(Dataset listings of figures)
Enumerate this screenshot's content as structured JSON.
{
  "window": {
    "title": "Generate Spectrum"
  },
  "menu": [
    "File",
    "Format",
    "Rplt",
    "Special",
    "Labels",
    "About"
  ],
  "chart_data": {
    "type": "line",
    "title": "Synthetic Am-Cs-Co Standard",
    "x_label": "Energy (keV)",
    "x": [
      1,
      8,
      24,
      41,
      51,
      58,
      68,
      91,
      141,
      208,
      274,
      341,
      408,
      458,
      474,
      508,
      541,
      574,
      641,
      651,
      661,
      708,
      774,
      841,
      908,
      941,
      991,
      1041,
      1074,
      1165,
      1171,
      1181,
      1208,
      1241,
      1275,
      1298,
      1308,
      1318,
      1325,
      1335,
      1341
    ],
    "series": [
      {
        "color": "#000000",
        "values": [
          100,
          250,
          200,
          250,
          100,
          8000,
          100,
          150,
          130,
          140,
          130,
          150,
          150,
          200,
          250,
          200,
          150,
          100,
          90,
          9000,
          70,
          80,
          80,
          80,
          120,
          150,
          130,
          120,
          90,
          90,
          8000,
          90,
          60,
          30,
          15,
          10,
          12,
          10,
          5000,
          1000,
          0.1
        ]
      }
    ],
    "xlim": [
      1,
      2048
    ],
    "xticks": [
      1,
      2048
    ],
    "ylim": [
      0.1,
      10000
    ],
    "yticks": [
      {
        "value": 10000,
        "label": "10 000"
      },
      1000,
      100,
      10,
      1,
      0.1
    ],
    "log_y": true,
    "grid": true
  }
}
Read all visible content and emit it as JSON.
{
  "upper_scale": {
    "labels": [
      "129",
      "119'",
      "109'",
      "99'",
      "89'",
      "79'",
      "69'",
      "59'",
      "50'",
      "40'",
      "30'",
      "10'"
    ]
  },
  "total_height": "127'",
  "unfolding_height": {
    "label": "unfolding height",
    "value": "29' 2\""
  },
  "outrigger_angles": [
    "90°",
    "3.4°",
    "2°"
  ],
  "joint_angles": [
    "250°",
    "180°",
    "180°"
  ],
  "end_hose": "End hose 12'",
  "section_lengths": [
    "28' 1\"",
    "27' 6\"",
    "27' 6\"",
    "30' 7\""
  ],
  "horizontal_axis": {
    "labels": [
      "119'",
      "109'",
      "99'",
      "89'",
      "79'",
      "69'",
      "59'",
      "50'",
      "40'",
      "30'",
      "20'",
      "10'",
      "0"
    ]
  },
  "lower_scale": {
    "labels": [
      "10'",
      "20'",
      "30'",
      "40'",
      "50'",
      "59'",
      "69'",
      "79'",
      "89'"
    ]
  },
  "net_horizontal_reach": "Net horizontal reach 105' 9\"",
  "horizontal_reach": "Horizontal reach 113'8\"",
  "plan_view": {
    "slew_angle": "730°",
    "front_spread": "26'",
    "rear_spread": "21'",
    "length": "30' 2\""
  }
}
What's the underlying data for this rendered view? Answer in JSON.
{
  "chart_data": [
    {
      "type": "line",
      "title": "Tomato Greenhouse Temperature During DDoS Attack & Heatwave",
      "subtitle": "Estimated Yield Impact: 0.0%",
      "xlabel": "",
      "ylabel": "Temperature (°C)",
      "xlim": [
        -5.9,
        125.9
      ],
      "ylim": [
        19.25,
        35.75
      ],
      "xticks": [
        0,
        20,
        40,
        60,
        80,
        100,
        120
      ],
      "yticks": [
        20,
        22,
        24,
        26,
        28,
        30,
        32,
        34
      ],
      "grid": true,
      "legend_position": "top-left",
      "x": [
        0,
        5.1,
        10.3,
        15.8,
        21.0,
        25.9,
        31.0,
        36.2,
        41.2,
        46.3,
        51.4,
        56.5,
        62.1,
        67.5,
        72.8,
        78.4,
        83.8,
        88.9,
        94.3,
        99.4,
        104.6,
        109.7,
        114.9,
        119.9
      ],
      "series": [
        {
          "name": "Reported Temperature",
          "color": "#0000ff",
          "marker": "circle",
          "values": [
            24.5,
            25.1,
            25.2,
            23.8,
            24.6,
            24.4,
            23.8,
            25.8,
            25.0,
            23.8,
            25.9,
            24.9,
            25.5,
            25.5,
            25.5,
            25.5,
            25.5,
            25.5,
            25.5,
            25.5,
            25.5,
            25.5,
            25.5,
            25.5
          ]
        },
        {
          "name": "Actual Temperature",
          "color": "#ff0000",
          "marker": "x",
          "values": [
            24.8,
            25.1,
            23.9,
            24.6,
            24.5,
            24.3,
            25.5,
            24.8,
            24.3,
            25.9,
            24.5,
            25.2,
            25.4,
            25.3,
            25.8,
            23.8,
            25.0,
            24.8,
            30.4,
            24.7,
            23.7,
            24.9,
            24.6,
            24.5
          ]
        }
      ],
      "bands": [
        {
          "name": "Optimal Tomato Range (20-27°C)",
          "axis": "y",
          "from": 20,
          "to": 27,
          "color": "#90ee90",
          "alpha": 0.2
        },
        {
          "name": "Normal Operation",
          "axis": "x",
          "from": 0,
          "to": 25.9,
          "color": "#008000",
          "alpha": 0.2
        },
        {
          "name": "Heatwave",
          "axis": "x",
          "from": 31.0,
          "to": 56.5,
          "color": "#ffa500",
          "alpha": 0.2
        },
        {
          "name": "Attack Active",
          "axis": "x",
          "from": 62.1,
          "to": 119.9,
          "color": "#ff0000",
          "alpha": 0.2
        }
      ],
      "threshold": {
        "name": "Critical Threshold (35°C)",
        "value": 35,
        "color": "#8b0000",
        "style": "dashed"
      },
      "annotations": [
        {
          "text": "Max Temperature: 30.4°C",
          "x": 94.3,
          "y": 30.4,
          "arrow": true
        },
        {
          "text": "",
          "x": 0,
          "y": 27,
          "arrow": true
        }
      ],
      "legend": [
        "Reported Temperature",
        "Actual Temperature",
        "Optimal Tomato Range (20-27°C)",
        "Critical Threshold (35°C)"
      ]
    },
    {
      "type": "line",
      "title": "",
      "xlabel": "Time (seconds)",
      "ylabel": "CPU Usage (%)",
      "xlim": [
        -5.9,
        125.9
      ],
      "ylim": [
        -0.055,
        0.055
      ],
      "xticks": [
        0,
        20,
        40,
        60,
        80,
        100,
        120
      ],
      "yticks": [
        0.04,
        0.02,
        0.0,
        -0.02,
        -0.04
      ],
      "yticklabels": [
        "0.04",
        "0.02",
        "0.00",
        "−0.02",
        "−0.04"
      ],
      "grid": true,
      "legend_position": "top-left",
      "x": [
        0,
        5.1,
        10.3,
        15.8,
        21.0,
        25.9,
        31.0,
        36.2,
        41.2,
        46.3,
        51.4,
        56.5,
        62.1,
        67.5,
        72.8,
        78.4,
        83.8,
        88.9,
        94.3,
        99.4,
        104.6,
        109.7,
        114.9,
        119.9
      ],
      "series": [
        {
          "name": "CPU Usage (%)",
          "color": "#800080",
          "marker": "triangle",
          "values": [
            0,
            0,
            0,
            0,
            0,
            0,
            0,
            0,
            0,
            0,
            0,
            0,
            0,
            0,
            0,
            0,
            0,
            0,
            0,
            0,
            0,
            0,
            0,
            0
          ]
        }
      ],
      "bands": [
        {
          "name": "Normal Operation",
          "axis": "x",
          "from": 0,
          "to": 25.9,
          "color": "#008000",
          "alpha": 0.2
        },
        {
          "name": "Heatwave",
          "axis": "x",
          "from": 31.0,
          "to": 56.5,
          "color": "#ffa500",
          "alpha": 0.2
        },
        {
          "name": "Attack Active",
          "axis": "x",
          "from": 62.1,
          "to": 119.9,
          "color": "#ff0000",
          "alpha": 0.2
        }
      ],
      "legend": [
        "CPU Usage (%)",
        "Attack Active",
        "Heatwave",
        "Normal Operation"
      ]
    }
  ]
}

▶ _AIM_:
Each of the records should be retyped exactly.

▶ _SOLUTION TO THIS TASK_:
Enumerate this screenshot's content as structured JSON.
{
  "window": {
    "title": "Generate Spectrum"
  },
  "menu": [
    "File",
    "Format",
    "Rplt",
    "Special",
    "Labels",
    "About"
  ],
  "chart_data": {
    "type": "line",
    "title": "Synthetic Am-Cs-Co Standard",
    "x_label": "Energy (keV)",
    "x": [
      1,
      8,
      24,
      41,
      51,
      58,
      68,
      91,
      141,
      208,
      274,
      341,
      408,
      458,
      474,
      508,
      541,
      574,
      641,
      651,
      661,
      708,
      774,
      841,
      908,
      941,
      991,
      1041,
      1074,
      1165,
      1171,
      1181,
      1208,
      1241,
      1275,
      1298,
      1308,
      1318,
      1325,
      1335,
      1341
    ],
    "series": [
      {
        "color": "#000000",
        "values": [
          100,
          250,
          200,
          250,
          100,
          8000,
          100,
          150,
          130,
          140,
          130,
          150,
          150,
          200,
          250,
          200,
          150,
          100,
          90,
          9000,
          70,
          80,
          80,
          80,
          120,
          150,
          130,
          120,
          90,
          90,
          8000,
          90,
          60,
          30,
          15,
          10,
          12,
          10,
          5000,
          1000,
          0.1
        ]
      }
    ],
    "xlim": [
      1,
      2048
    ],
    "xticks": [
      1,
      2048
    ],
    "ylim": [
      0.1,
      10000
    ],
    "yticks": [
      {
        "value": 10000,
        "label": "10 000"
      },
      1000,
      100,
      10,
      1,
      0.1
    ],
    "log_y": true,
    "grid": true
  }
}
Read all visible content and emit it as JSON.
{
  "upper_scale": {
    "labels": [
      "129",
      "119'",
      "109'",
      "99'",
      "89'",
      "79'",
      "69'",
      "59'",
      "50'",
      "40'",
      "30'",
      "10'"
    ]
  },
  "total_height": "127'",
  "unfolding_height": {
    "label": "unfolding height",
    "value": "29' 2\""
  },
  "outrigger_angles": [
    "90°",
    "3.4°",
    "2°"
  ],
  "joint_angles": [
    "250°",
    "180°",
    "180°"
  ],
  "end_hose": "End hose 12'",
  "section_lengths": [
    "28' 1\"",
    "27' 6\"",
    "27' 6\"",
    "30' 7\""
  ],
  "horizontal_axis": {
    "labels": [
      "119'",
      "109'",
      "99'",
      "89'",
      "79'",
      "69'",
      "59'",
      "50'",
      "40'",
      "30'",
      "20'",
      "10'",
      "0"
    ]
  },
  "lower_scale": {
    "labels": [
      "10'",
      "20'",
      "30'",
      "40'",
      "50'",
      "59'",
      "69'",
      "79'",
      "89'"
    ]
  },
  "net_horizontal_reach": "Net horizontal reach 105' 9\"",
  "horizontal_reach": "Horizontal reach 113'8\"",
  "plan_view": {
    "slew_angle": "730°",
    "front_spread": "26'",
    "rear_spread": "21'",
    "length": "30' 2\""
  }
}
What's the underlying data for this rendered view? Answer in JSON.
{
  "chart_data": [
    {
      "type": "line",
      "title": "Tomato Greenhouse Temperature During DDoS Attack & Heatwave",
      "subtitle": "Estimated Yield Impact: 0.0%",
      "xlabel": "",
      "ylabel": "Temperature (°C)",
      "xlim": [
        -5.9,
        125.9
      ],
      "ylim": [
        19.25,
        35.75
      ],
      "xticks": [
        0,
        20,
        40,
        60,
        80,
        100,
        120
      ],
      "yticks": [
        20,
        22,
        24,
        26,
        28,
        30,
        32,
        34
      ],
      "grid": true,
      "legend_position": "top-left",
      "x": [
        0,
        5.1,
        10.3,
        15.8,
        21.0,
        25.9,
        31.0,
        36.2,
        41.2,
        46.3,
        51.4,
        56.5,
        62.1,
        67.5,
        72.8,
        78.4,
        83.8,
        88.9,
        94.3,
        99.4,
        104.6,
        109.7,
        114.9,
        119.9
      ],
      "series": [
        {
          "name": "Reported Temperature",
          "color": "#0000ff",
          "marker": "circle",
          "values": [
            24.5,
            25.1,
            25.2,
            23.8,
            24.6,
            24.4,
            23.8,
            25.8,
            25.0,
            23.8,
            25.9,
            24.9,
            25.5,
            25.5,
            25.5,
            25.5,
            25.5,
            25.5,
            25.5,
            25.5,
            25.5,
            25.5,
            25.5,
            25.5
          ]
        },
        {
          "name": "Actual Temperature",
          "color": "#ff0000",
          "marker": "x",
          "values": [
            24.8,
            25.1,
            23.9,
            24.6,
            24.5,
            24.3,
            25.5,
            24.8,
            24.3,
            25.9,
            24.5,
            25.2,
            25.4,
            25.3,
            25.8,
            23.8,
            25.0,
            24.8,
            30.4,
            24.7,
            23.7,
            24.9,
            24.6,
            24.5
          ]
        }
      ],
      "bands": [
        {
          "name": "Optimal Tomato Range (20-27°C)",
          "axis": "y",
          "from": 20,
          "to": 27,
          "color": "#90ee90",
          "alpha": 0.2
        },
        {
          "name": "Normal Operation",
          "axis": "x",
          "from": 0,
          "to": 25.9,
          "color": "#008000",
          "alpha": 0.2
        },
        {
          "name": "Heatwave",
          "axis": "x",
          "from": 31.0,
          "to": 56.5,
          "color": "#ffa500",
          "alpha": 0.2
        },
        {
          "name": "Attack Active",
          "axis": "x",
          "from": 62.1,
          "to": 119.9,
          "color": "#ff0000",
          "alpha": 0.2
        }
      ],
      "threshold": {
        "name": "Critical Threshold (35°C)",
        "value": 35,
        "color": "#8b0000",
        "style": "dashed"
      },
      "annotations": [
        {
          "text": "Max Temperature: 30.4°C",
          "x": 94.3,
          "y": 30.4,
          "arrow": true
        },
        {
          "text": "",
          "x": 0,
          "y": 27,
          "arrow": true
        }
      ],
      "legend": [
        "Reported Temperature",
        "Actual Temperature",
        "Optimal Tomato Range (20-27°C)",
        "Critical Threshold (35°C)"
      ]
    },
    {
      "type": "line",
      "title": "",
      "xlabel": "Time (seconds)",
      "ylabel": "CPU Usage (%)",
      "xlim": [
        -5.9,
        125.9
      ],
      "ylim": [
        -0.055,
        0.055
      ],
      "xticks": [
        0,
        20,
        40,
        60,
        80,
        100,
        120
      ],
      "yticks": [
        0.04,
        0.02,
        0.0,
        -0.02,
        -0.04
      ],
      "yticklabels": [
        "0.04",
        "0.02",
        "0.00",
        "−0.02",
        "−0.04"
      ],
      "grid": true,
      "legend_position": "top-left",
      "x": [
        0,
        5.1,
        10.3,
        15.8,
        21.0,
        25.9,
        31.0,
        36.2,
        41.2,
        46.3,
        51.4,
        56.5,
        62.1,
        67.5,
        72.8,
        78.4,
        83.8,
        88.9,
        94.3,
        99.4,
        104.6,
        109.7,
        114.9,
        119.9
      ],
      "series": [
        {
          "name": "CPU Usage (%)",
          "color": "#800080",
          "marker": "triangle",
          "values": [
            0,
            0,
            0,
            0,
            0,
            0,
            0,
            0,
            0,
            0,
            0,
            0,
            0,
            0,
            0,
            0,
            0,
            0,
            0,
            0,
            0,
            0,
            0,
            0
          ]
        }
      ],
      "bands": [
        {
          "name": "Normal Operation",
          "axis": "x",
          "from": 0,
          "to": 25.9,
          "color": "#008000",
          "alpha": 0.2
        },
        {
          "name": "Heatwave",
          "axis": "x",
          "from": 31.0,
          "to": 56.5,
          "color": "#ffa500",
          "alpha": 0.2
        },
        {
          "name": "Attack Active",
          "axis": "x",
          "from": 62.1,
          "to": 119.9,
          "color": "#ff0000",
          "alpha": 0.2
        }
      ],
      "legend": [
        "CPU Usage (%)",
        "Attack Active",
        "Heatwave",
        "Normal Operation"
      ]
    }
  ]
}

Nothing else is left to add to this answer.